(Records from a data collection)
** BEGIN **
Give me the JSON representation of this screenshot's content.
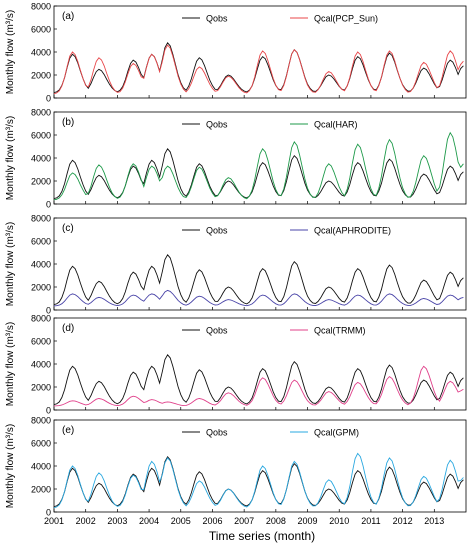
{
  "figure": {
    "xlabel": "Time series (month)",
    "ylabel": "Monthly flow (m³/s)",
    "years": [
      "2001",
      "2002",
      "2003",
      "2004",
      "2005",
      "2006",
      "2007",
      "2008",
      "2009",
      "2010",
      "2011",
      "2012",
      "2013"
    ]
  },
  "chart_data": [
    {
      "type": "line",
      "panel_label": "(a)",
      "ylim": [
        0,
        8000
      ],
      "yticks": [
        0,
        2000,
        4000,
        6000,
        8000
      ],
      "x_unit": "month index from Jan 2001",
      "series": [
        {
          "name": "Qobs",
          "color": "#111111",
          "peaks": [
            3800,
            2500,
            3300,
            3800,
            4800,
            3500,
            2000,
            3600,
            4200,
            2000,
            3600,
            3900,
            2600,
            3300,
            2800
          ]
        },
        {
          "name": "Qcal(PCP_Sun)",
          "color": "#e8474a",
          "peaks": [
            4000,
            3500,
            3000,
            3800,
            4600,
            2700,
            1900,
            4100,
            4200,
            2300,
            4000,
            4100,
            3100,
            4100,
            3200
          ]
        }
      ]
    },
    {
      "type": "line",
      "panel_label": "(b)",
      "ylim": [
        0,
        8000
      ],
      "yticks": [
        0,
        2000,
        4000,
        6000,
        8000
      ],
      "x_unit": "month index from Jan 2001",
      "series": [
        {
          "name": "Qobs",
          "color": "#111111",
          "peaks": [
            3800,
            2500,
            3300,
            3800,
            4800,
            3500,
            2000,
            3600,
            4200,
            2000,
            3600,
            3900,
            2600,
            3300,
            2800
          ]
        },
        {
          "name": "Qcal(HAR)",
          "color": "#1e9a4a",
          "peaks": [
            2700,
            3400,
            3500,
            3300,
            3300,
            3200,
            2300,
            4800,
            5400,
            3500,
            5200,
            5600,
            4200,
            6200,
            3500
          ]
        }
      ]
    },
    {
      "type": "line",
      "panel_label": "(c)",
      "ylim": [
        0,
        8000
      ],
      "yticks": [
        0,
        2000,
        4000,
        6000,
        8000
      ],
      "x_unit": "month index from Jan 2001",
      "series": [
        {
          "name": "Qobs",
          "color": "#111111",
          "peaks": [
            3800,
            2500,
            3300,
            3800,
            4800,
            3500,
            2000,
            3600,
            4200,
            2000,
            3600,
            3900,
            2600,
            3300,
            2800
          ]
        },
        {
          "name": "Qcal(APHRODITE)",
          "color": "#4a45a8",
          "peaks": [
            1400,
            1100,
            1300,
            1400,
            1700,
            1200,
            900,
            1300,
            1400,
            900,
            1300,
            1400,
            1000,
            1300,
            1100
          ]
        }
      ]
    },
    {
      "type": "line",
      "panel_label": "(d)",
      "ylim": [
        0,
        8000
      ],
      "yticks": [
        0,
        2000,
        4000,
        6000,
        8000
      ],
      "x_unit": "month index from Jan 2001",
      "series": [
        {
          "name": "Qobs",
          "color": "#111111",
          "peaks": [
            3800,
            2500,
            3300,
            3800,
            4800,
            3500,
            2000,
            3600,
            4200,
            2000,
            3600,
            3900,
            2600,
            3300,
            2800
          ]
        },
        {
          "name": "Qcal(TRMM)",
          "color": "#e0408a",
          "peaks": [
            800,
            1000,
            1200,
            900,
            700,
            1000,
            1500,
            2800,
            2600,
            1600,
            2400,
            2900,
            3800,
            2500,
            1800
          ]
        }
      ]
    },
    {
      "type": "line",
      "panel_label": "(e)",
      "ylim": [
        0,
        8000
      ],
      "yticks": [
        0,
        2000,
        4000,
        6000,
        8000
      ],
      "x_unit": "month index from Jan 2001",
      "series": [
        {
          "name": "Qobs",
          "color": "#111111",
          "peaks": [
            3800,
            2500,
            3300,
            3800,
            4800,
            3500,
            2000,
            3600,
            4200,
            2000,
            3600,
            3900,
            2600,
            3300,
            2800
          ]
        },
        {
          "name": "Qcal(GPM)",
          "color": "#2aa8e0",
          "peaks": [
            4000,
            3400,
            3200,
            4400,
            4700,
            2700,
            2000,
            4000,
            4400,
            2800,
            5100,
            4700,
            3100,
            4500,
            3000
          ]
        }
      ]
    }
  ]
}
** END **
Write the records out again in full, exactly, and skip every picture.

Give me the JSON representation of this screenshot's content.
{
  "figure": {
    "xlabel": "Time series (month)",
    "ylabel": "Monthly flow (m³/s)",
    "years": [
      "2001",
      "2002",
      "2003",
      "2004",
      "2005",
      "2006",
      "2007",
      "2008",
      "2009",
      "2010",
      "2011",
      "2012",
      "2013"
    ]
  },
  "chart_data": [
    {
      "type": "line",
      "panel_label": "(a)",
      "ylim": [
        0,
        8000
      ],
      "yticks": [
        0,
        2000,
        4000,
        6000,
        8000
      ],
      "x_unit": "month index from Jan 2001",
      "series": [
        {
          "name": "Qobs",
          "color": "#111111",
          "peaks": [
            3800,
            2500,
            3300,
            3800,
            4800,
            3500,
            2000,
            3600,
            4200,
            2000,
            3600,
            3900,
            2600,
            3300,
            2800
          ]
        },
        {
          "name": "Qcal(PCP_Sun)",
          "color": "#e8474a",
          "peaks": [
            4000,
            3500,
            3000,
            3800,
            4600,
            2700,
            1900,
            4100,
            4200,
            2300,
            4000,
            4100,
            3100,
            4100,
            3200
          ]
        }
      ]
    },
    {
      "type": "line",
      "panel_label": "(b)",
      "ylim": [
        0,
        8000
      ],
      "yticks": [
        0,
        2000,
        4000,
        6000,
        8000
      ],
      "x_unit": "month index from Jan 2001",
      "series": [
        {
          "name": "Qobs",
          "color": "#111111",
          "peaks": [
            3800,
            2500,
            3300,
            3800,
            4800,
            3500,
            2000,
            3600,
            4200,
            2000,
            3600,
            3900,
            2600,
            3300,
            2800
          ]
        },
        {
          "name": "Qcal(HAR)",
          "color": "#1e9a4a",
          "peaks": [
            2700,
            3400,
            3500,
            3300,
            3300,
            3200,
            2300,
            4800,
            5400,
            3500,
            5200,
            5600,
            4200,
            6200,
            3500
          ]
        }
      ]
    },
    {
      "type": "line",
      "panel_label": "(c)",
      "ylim": [
        0,
        8000
      ],
      "yticks": [
        0,
        2000,
        4000,
        6000,
        8000
      ],
      "x_unit": "month index from Jan 2001",
      "series": [
        {
          "name": "Qobs",
          "color": "#111111",
          "peaks": [
            3800,
            2500,
            3300,
            3800,
            4800,
            3500,
            2000,
            3600,
            4200,
            2000,
            3600,
            3900,
            2600,
            3300,
            2800
          ]
        },
        {
          "name": "Qcal(APHRODITE)",
          "color": "#4a45a8",
          "peaks": [
            1400,
            1100,
            1300,
            1400,
            1700,
            1200,
            900,
            1300,
            1400,
            900,
            1300,
            1400,
            1000,
            1300,
            1100
          ]
        }
      ]
    },
    {
      "type": "line",
      "panel_label": "(d)",
      "ylim": [
        0,
        8000
      ],
      "yticks": [
        0,
        2000,
        4000,
        6000,
        8000
      ],
      "x_unit": "month index from Jan 2001",
      "series": [
        {
          "name": "Qobs",
          "color": "#111111",
          "peaks": [
            3800,
            2500,
            3300,
            3800,
            4800,
            3500,
            2000,
            3600,
            4200,
            2000,
            3600,
            3900,
            2600,
            3300,
            2800
          ]
        },
        {
          "name": "Qcal(TRMM)",
          "color": "#e0408a",
          "peaks": [
            800,
            1000,
            1200,
            900,
            700,
            1000,
            1500,
            2800,
            2600,
            1600,
            2400,
            2900,
            3800,
            2500,
            1800
          ]
        }
      ]
    },
    {
      "type": "line",
      "panel_label": "(e)",
      "ylim": [
        0,
        8000
      ],
      "yticks": [
        0,
        2000,
        4000,
        6000,
        8000
      ],
      "x_unit": "month index from Jan 2001",
      "series": [
        {
          "name": "Qobs",
          "color": "#111111",
          "peaks": [
            3800,
            2500,
            3300,
            3800,
            4800,
            3500,
            2000,
            3600,
            4200,
            2000,
            3600,
            3900,
            2600,
            3300,
            2800
          ]
        },
        {
          "name": "Qcal(GPM)",
          "color": "#2aa8e0",
          "peaks": [
            4000,
            3400,
            3200,
            4400,
            4700,
            2700,
            2000,
            4000,
            4400,
            2800,
            5100,
            4700,
            3100,
            4500,
            3000
          ]
        }
      ]
    }
  ]
}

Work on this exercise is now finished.